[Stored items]
--- Start ---

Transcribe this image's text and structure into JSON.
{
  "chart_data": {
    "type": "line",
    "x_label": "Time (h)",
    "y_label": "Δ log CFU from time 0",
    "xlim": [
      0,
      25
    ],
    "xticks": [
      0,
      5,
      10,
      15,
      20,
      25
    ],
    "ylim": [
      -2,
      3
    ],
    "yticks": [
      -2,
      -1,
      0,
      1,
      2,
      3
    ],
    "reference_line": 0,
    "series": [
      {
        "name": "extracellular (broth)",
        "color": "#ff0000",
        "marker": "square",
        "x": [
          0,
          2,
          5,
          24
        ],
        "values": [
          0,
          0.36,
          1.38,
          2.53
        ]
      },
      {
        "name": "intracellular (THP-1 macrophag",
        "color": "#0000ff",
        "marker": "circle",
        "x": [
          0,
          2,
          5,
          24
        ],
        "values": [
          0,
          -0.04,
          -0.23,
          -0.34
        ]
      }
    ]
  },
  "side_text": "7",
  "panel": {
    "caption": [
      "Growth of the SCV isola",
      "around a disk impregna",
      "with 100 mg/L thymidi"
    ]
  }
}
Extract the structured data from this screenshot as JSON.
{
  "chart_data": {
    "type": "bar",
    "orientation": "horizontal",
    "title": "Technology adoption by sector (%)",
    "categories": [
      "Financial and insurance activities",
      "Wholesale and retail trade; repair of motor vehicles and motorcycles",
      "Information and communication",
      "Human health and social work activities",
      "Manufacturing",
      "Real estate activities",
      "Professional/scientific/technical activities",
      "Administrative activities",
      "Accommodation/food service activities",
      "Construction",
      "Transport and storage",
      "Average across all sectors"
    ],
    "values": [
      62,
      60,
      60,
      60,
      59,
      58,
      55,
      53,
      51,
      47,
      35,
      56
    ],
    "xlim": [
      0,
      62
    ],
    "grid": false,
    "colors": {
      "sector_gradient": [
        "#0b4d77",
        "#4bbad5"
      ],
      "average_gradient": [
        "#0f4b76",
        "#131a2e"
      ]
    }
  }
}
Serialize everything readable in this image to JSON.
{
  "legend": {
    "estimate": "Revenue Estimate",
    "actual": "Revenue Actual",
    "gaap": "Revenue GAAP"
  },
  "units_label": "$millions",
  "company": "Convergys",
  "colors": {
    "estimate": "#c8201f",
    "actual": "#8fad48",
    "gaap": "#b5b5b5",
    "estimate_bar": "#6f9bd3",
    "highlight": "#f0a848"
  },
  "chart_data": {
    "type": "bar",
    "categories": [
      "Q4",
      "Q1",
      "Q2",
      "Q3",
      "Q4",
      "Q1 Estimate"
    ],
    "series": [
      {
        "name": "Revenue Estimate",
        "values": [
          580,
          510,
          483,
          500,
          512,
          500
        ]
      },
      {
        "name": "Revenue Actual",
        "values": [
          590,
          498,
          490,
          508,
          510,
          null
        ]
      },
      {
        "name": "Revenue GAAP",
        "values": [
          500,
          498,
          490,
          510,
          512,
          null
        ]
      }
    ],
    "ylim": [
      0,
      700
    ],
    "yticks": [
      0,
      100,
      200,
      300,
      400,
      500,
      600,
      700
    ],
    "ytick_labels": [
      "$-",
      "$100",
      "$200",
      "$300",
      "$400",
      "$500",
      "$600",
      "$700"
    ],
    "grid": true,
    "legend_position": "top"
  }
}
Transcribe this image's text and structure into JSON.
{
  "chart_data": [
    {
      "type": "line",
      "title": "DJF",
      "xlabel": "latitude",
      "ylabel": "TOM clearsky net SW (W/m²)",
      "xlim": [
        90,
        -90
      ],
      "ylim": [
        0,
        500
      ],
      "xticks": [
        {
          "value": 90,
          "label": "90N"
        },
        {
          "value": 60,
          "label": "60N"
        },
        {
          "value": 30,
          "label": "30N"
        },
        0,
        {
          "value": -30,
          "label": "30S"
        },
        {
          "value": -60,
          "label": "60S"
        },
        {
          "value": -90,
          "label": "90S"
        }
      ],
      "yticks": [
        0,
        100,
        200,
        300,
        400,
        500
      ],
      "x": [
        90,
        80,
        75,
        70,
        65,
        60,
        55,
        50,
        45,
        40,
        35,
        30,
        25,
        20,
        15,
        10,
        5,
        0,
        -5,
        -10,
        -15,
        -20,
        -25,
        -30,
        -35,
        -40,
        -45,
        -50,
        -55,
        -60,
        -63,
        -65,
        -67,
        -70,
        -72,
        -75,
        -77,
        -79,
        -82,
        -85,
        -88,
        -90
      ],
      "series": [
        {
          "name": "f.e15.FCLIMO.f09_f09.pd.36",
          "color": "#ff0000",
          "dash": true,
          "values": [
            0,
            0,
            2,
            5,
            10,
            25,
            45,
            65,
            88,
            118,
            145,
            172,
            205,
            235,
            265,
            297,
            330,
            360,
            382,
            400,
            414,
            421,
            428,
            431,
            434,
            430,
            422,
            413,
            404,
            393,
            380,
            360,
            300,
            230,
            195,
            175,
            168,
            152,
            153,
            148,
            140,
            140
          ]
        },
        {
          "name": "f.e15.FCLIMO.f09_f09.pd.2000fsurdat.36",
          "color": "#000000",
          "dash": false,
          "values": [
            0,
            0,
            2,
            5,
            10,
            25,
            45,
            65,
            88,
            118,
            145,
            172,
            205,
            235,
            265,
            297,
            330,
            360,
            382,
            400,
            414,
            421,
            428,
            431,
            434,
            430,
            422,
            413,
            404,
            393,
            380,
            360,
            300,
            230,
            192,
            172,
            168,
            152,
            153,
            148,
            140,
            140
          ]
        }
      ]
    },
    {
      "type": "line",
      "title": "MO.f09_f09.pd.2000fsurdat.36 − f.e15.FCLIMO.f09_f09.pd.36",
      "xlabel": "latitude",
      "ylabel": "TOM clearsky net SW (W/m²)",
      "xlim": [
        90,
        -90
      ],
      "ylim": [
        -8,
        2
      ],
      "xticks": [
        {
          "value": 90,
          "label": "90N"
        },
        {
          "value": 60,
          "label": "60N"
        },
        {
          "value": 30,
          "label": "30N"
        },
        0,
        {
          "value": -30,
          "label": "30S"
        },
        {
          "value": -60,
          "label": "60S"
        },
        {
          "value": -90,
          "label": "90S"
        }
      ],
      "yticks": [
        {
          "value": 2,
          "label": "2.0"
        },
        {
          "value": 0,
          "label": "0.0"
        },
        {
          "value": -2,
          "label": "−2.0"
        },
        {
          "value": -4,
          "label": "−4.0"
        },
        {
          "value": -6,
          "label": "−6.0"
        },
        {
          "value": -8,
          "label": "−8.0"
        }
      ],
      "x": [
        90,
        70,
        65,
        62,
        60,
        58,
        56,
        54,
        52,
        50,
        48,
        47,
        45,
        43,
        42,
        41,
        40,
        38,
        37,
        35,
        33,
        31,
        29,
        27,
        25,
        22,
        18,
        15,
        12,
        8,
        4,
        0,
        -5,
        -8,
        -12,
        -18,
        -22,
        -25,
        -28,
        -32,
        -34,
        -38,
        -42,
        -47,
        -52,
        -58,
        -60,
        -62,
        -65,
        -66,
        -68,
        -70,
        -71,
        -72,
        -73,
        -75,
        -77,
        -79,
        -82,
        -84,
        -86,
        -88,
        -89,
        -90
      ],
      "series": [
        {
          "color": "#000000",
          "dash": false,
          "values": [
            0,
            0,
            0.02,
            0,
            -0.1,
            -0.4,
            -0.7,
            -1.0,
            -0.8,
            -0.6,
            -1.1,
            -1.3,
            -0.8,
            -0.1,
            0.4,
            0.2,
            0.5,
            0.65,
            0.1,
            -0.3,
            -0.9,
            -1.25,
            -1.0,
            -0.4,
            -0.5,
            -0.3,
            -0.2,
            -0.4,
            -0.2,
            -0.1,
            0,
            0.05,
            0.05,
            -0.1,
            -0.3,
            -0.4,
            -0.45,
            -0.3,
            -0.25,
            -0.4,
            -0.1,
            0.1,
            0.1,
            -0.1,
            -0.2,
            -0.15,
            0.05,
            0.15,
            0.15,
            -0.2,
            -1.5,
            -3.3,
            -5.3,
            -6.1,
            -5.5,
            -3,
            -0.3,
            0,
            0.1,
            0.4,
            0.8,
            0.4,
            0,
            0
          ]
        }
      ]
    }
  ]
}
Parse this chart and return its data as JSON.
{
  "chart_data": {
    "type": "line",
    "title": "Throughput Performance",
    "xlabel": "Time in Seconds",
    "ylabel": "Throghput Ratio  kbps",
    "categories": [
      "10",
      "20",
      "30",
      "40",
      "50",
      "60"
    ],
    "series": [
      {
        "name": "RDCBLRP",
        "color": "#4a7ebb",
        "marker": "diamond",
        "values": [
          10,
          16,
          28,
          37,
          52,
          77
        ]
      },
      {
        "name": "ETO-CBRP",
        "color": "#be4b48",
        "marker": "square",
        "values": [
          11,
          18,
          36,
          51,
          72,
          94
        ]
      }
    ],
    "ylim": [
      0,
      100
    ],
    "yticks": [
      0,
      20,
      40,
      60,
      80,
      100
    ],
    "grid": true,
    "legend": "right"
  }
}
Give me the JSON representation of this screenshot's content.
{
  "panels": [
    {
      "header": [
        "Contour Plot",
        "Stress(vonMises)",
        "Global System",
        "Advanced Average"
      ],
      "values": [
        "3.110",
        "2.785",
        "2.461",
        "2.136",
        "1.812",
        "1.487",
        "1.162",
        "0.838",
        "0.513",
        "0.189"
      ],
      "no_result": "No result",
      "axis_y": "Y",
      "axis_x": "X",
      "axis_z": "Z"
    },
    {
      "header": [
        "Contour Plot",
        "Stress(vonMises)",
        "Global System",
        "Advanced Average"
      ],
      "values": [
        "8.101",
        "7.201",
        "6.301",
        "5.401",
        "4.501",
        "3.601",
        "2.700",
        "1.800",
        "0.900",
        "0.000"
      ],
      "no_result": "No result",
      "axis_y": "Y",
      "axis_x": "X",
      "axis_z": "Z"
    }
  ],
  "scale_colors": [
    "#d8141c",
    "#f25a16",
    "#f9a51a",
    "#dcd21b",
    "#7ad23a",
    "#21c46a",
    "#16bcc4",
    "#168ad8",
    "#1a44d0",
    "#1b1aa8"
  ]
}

--- End ---

All lines from the line containing "Give me the" through the end of the listing above are to be duplicated exactly; include both ends and nothing further.

## Answer in full
Give me the JSON representation of this screenshot's content.
{
  "panels": [
    {
      "header": [
        "Contour Plot",
        "Stress(vonMises)",
        "Global System",
        "Advanced Average"
      ],
      "values": [
        "3.110",
        "2.785",
        "2.461",
        "2.136",
        "1.812",
        "1.487",
        "1.162",
        "0.838",
        "0.513",
        "0.189"
      ],
      "no_result": "No result",
      "axis_y": "Y",
      "axis_x": "X",
      "axis_z": "Z"
    },
    {
      "header": [
        "Contour Plot",
        "Stress(vonMises)",
        "Global System",
        "Advanced Average"
      ],
      "values": [
        "8.101",
        "7.201",
        "6.301",
        "5.401",
        "4.501",
        "3.601",
        "2.700",
        "1.800",
        "0.900",
        "0.000"
      ],
      "no_result": "No result",
      "axis_y": "Y",
      "axis_x": "X",
      "axis_z": "Z"
    }
  ],
  "scale_colors": [
    "#d8141c",
    "#f25a16",
    "#f9a51a",
    "#dcd21b",
    "#7ad23a",
    "#21c46a",
    "#16bcc4",
    "#168ad8",
    "#1a44d0",
    "#1b1aa8"
  ]
}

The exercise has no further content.